Start of EXERCISE DATA

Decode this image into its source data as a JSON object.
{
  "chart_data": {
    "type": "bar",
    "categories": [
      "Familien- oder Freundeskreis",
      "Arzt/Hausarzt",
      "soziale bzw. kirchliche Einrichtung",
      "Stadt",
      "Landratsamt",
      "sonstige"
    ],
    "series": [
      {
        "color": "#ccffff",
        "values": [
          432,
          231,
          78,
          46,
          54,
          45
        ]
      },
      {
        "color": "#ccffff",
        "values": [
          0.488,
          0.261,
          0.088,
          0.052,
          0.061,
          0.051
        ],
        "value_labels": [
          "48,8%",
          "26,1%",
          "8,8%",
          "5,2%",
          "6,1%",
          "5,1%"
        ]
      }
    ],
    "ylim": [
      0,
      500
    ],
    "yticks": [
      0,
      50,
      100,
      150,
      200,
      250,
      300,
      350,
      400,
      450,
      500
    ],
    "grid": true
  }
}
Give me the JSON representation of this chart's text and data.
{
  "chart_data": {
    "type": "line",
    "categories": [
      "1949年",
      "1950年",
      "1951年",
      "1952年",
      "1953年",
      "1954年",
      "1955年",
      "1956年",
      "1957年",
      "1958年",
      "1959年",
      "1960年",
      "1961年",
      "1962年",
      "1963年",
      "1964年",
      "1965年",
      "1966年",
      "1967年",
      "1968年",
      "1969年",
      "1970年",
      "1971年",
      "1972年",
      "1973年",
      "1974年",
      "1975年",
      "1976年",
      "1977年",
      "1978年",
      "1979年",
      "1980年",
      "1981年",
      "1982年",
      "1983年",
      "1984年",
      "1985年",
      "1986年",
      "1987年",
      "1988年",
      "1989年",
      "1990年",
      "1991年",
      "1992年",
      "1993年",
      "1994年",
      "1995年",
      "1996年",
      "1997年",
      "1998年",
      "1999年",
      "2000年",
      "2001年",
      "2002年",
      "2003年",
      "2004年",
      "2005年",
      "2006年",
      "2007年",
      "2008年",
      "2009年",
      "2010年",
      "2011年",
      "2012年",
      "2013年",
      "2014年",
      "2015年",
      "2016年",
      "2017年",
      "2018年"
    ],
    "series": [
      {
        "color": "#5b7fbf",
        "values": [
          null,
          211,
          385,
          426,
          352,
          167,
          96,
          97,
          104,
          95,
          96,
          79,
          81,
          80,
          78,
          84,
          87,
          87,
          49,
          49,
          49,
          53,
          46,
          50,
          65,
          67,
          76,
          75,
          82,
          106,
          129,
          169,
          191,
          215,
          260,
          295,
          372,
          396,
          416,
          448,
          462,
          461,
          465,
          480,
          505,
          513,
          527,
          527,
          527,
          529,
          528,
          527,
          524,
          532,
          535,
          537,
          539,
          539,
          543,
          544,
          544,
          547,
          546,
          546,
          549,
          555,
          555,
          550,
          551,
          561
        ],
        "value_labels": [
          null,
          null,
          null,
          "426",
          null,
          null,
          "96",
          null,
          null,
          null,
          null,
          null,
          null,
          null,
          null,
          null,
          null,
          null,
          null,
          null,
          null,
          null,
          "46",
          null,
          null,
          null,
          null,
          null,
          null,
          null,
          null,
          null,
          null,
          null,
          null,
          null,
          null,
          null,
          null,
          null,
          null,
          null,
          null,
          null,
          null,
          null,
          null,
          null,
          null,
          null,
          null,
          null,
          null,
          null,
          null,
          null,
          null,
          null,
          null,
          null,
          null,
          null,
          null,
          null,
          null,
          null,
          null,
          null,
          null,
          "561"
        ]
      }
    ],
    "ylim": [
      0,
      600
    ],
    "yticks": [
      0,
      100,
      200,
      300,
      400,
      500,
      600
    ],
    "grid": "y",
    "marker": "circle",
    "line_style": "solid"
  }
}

End of EXERCISE DATA

- AIM: Using the listing above, reproduce each line without omission.

- RESULT OF THIS EXERCISE:
Decode this image into its source data as a JSON object.
{
  "chart_data": {
    "type": "bar",
    "categories": [
      "Familien- oder Freundeskreis",
      "Arzt/Hausarzt",
      "soziale bzw. kirchliche Einrichtung",
      "Stadt",
      "Landratsamt",
      "sonstige"
    ],
    "series": [
      {
        "color": "#ccffff",
        "values": [
          432,
          231,
          78,
          46,
          54,
          45
        ]
      },
      {
        "color": "#ccffff",
        "values": [
          0.488,
          0.261,
          0.088,
          0.052,
          0.061,
          0.051
        ],
        "value_labels": [
          "48,8%",
          "26,1%",
          "8,8%",
          "5,2%",
          "6,1%",
          "5,1%"
        ]
      }
    ],
    "ylim": [
      0,
      500
    ],
    "yticks": [
      0,
      50,
      100,
      150,
      200,
      250,
      300,
      350,
      400,
      450,
      500
    ],
    "grid": true
  }
}
Give me the JSON representation of this chart's text and data.
{
  "chart_data": {
    "type": "line",
    "categories": [
      "1949年",
      "1950年",
      "1951年",
      "1952年",
      "1953年",
      "1954年",
      "1955年",
      "1956年",
      "1957年",
      "1958年",
      "1959年",
      "1960年",
      "1961年",
      "1962年",
      "1963年",
      "1964年",
      "1965年",
      "1966年",
      "1967年",
      "1968年",
      "1969年",
      "1970年",
      "1971年",
      "1972年",
      "1973年",
      "1974年",
      "1975年",
      "1976年",
      "1977年",
      "1978年",
      "1979年",
      "1980年",
      "1981年",
      "1982年",
      "1983年",
      "1984年",
      "1985年",
      "1986年",
      "1987年",
      "1988年",
      "1989年",
      "1990年",
      "1991年",
      "1992年",
      "1993年",
      "1994年",
      "1995年",
      "1996年",
      "1997年",
      "1998年",
      "1999年",
      "2000年",
      "2001年",
      "2002年",
      "2003年",
      "2004年",
      "2005年",
      "2006年",
      "2007年",
      "2008年",
      "2009年",
      "2010年",
      "2011年",
      "2012年",
      "2013年",
      "2014年",
      "2015年",
      "2016年",
      "2017年",
      "2018年"
    ],
    "series": [
      {
        "color": "#5b7fbf",
        "values": [
          null,
          211,
          385,
          426,
          352,
          167,
          96,
          97,
          104,
          95,
          96,
          79,
          81,
          80,
          78,
          84,
          87,
          87,
          49,
          49,
          49,
          53,
          46,
          50,
          65,
          67,
          76,
          75,
          82,
          106,
          129,
          169,
          191,
          215,
          260,
          295,
          372,
          396,
          416,
          448,
          462,
          461,
          465,
          480,
          505,
          513,
          527,
          527,
          527,
          529,
          528,
          527,
          524,
          532,
          535,
          537,
          539,
          539,
          543,
          544,
          544,
          547,
          546,
          546,
          549,
          555,
          555,
          550,
          551,
          561
        ],
        "value_labels": [
          null,
          null,
          null,
          "426",
          null,
          null,
          "96",
          null,
          null,
          null,
          null,
          null,
          null,
          null,
          null,
          null,
          null,
          null,
          null,
          null,
          null,
          null,
          "46",
          null,
          null,
          null,
          null,
          null,
          null,
          null,
          null,
          null,
          null,
          null,
          null,
          null,
          null,
          null,
          null,
          null,
          null,
          null,
          null,
          null,
          null,
          null,
          null,
          null,
          null,
          null,
          null,
          null,
          null,
          null,
          null,
          null,
          null,
          null,
          null,
          null,
          null,
          null,
          null,
          null,
          null,
          null,
          null,
          null,
          null,
          "561"
        ]
      }
    ],
    "ylim": [
      0,
      600
    ],
    "yticks": [
      0,
      100,
      200,
      300,
      400,
      500,
      600
    ],
    "grid": "y",
    "marker": "circle",
    "line_style": "solid"
  }
}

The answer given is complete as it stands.